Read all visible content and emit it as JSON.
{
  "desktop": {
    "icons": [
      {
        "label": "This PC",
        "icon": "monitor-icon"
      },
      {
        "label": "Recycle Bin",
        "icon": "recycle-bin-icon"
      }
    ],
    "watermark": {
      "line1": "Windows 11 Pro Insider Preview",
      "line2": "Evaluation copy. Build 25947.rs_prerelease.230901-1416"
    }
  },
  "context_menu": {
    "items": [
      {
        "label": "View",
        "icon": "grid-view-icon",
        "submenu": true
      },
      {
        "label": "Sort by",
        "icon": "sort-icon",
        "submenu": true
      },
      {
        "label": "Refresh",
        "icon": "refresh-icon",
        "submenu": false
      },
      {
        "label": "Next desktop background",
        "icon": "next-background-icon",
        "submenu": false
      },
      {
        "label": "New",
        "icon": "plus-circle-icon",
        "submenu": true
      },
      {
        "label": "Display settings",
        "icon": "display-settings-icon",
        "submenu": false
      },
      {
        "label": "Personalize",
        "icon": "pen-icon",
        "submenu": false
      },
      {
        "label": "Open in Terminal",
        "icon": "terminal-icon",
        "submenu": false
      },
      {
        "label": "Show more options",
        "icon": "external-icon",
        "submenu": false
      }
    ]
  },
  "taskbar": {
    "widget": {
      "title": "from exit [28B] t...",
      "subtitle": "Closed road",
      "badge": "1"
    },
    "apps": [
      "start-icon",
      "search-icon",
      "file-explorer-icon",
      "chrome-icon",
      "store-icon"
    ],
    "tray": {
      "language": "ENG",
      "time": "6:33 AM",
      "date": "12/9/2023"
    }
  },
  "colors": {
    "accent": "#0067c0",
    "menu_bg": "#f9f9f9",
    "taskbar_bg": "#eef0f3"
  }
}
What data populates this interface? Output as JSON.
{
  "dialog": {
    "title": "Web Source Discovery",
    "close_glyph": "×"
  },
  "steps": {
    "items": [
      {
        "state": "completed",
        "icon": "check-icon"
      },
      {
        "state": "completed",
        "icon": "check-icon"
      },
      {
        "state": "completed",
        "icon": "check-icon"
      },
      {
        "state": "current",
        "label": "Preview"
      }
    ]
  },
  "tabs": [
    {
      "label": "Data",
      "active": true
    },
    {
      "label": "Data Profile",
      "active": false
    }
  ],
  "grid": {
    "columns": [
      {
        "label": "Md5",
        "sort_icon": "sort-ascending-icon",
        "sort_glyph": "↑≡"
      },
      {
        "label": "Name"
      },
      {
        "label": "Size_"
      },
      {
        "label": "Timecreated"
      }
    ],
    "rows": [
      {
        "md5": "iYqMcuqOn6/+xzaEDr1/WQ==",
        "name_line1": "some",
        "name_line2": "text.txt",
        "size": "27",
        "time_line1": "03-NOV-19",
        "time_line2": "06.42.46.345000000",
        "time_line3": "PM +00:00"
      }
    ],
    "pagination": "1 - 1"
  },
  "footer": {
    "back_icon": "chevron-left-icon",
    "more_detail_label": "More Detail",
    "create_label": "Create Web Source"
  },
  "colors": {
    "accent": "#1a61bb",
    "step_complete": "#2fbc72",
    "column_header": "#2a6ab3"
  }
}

━━━━━━━━━━━━━━━━

EXERCISE TASK:
Copy out the full material exactly as it appears.

RESULT:
Read all visible content and emit it as JSON.
{
  "desktop": {
    "icons": [
      {
        "label": "This PC",
        "icon": "monitor-icon"
      },
      {
        "label": "Recycle Bin",
        "icon": "recycle-bin-icon"
      }
    ],
    "watermark": {
      "line1": "Windows 11 Pro Insider Preview",
      "line2": "Evaluation copy. Build 25947.rs_prerelease.230901-1416"
    }
  },
  "context_menu": {
    "items": [
      {
        "label": "View",
        "icon": "grid-view-icon",
        "submenu": true
      },
      {
        "label": "Sort by",
        "icon": "sort-icon",
        "submenu": true
      },
      {
        "label": "Refresh",
        "icon": "refresh-icon",
        "submenu": false
      },
      {
        "label": "Next desktop background",
        "icon": "next-background-icon",
        "submenu": false
      },
      {
        "label": "New",
        "icon": "plus-circle-icon",
        "submenu": true
      },
      {
        "label": "Display settings",
        "icon": "display-settings-icon",
        "submenu": false
      },
      {
        "label": "Personalize",
        "icon": "pen-icon",
        "submenu": false
      },
      {
        "label": "Open in Terminal",
        "icon": "terminal-icon",
        "submenu": false
      },
      {
        "label": "Show more options",
        "icon": "external-icon",
        "submenu": false
      }
    ]
  },
  "taskbar": {
    "widget": {
      "title": "from exit [28B] t...",
      "subtitle": "Closed road",
      "badge": "1"
    },
    "apps": [
      "start-icon",
      "search-icon",
      "file-explorer-icon",
      "chrome-icon",
      "store-icon"
    ],
    "tray": {
      "language": "ENG",
      "time": "6:33 AM",
      "date": "12/9/2023"
    }
  },
  "colors": {
    "accent": "#0067c0",
    "menu_bg": "#f9f9f9",
    "taskbar_bg": "#eef0f3"
  }
}
What data populates this interface? Output as JSON.
{
  "dialog": {
    "title": "Web Source Discovery",
    "close_glyph": "×"
  },
  "steps": {
    "items": [
      {
        "state": "completed",
        "icon": "check-icon"
      },
      {
        "state": "completed",
        "icon": "check-icon"
      },
      {
        "state": "completed",
        "icon": "check-icon"
      },
      {
        "state": "current",
        "label": "Preview"
      }
    ]
  },
  "tabs": [
    {
      "label": "Data",
      "active": true
    },
    {
      "label": "Data Profile",
      "active": false
    }
  ],
  "grid": {
    "columns": [
      {
        "label": "Md5",
        "sort_icon": "sort-ascending-icon",
        "sort_glyph": "↑≡"
      },
      {
        "label": "Name"
      },
      {
        "label": "Size_"
      },
      {
        "label": "Timecreated"
      }
    ],
    "rows": [
      {
        "md5": "iYqMcuqOn6/+xzaEDr1/WQ==",
        "name_line1": "some",
        "name_line2": "text.txt",
        "size": "27",
        "time_line1": "03-NOV-19",
        "time_line2": "06.42.46.345000000",
        "time_line3": "PM +00:00"
      }
    ],
    "pagination": "1 - 1"
  },
  "footer": {
    "back_icon": "chevron-left-icon",
    "more_detail_label": "More Detail",
    "create_label": "Create Web Source"
  },
  "colors": {
    "accent": "#1a61bb",
    "step_complete": "#2fbc72",
    "column_header": "#2a6ab3"
  }
}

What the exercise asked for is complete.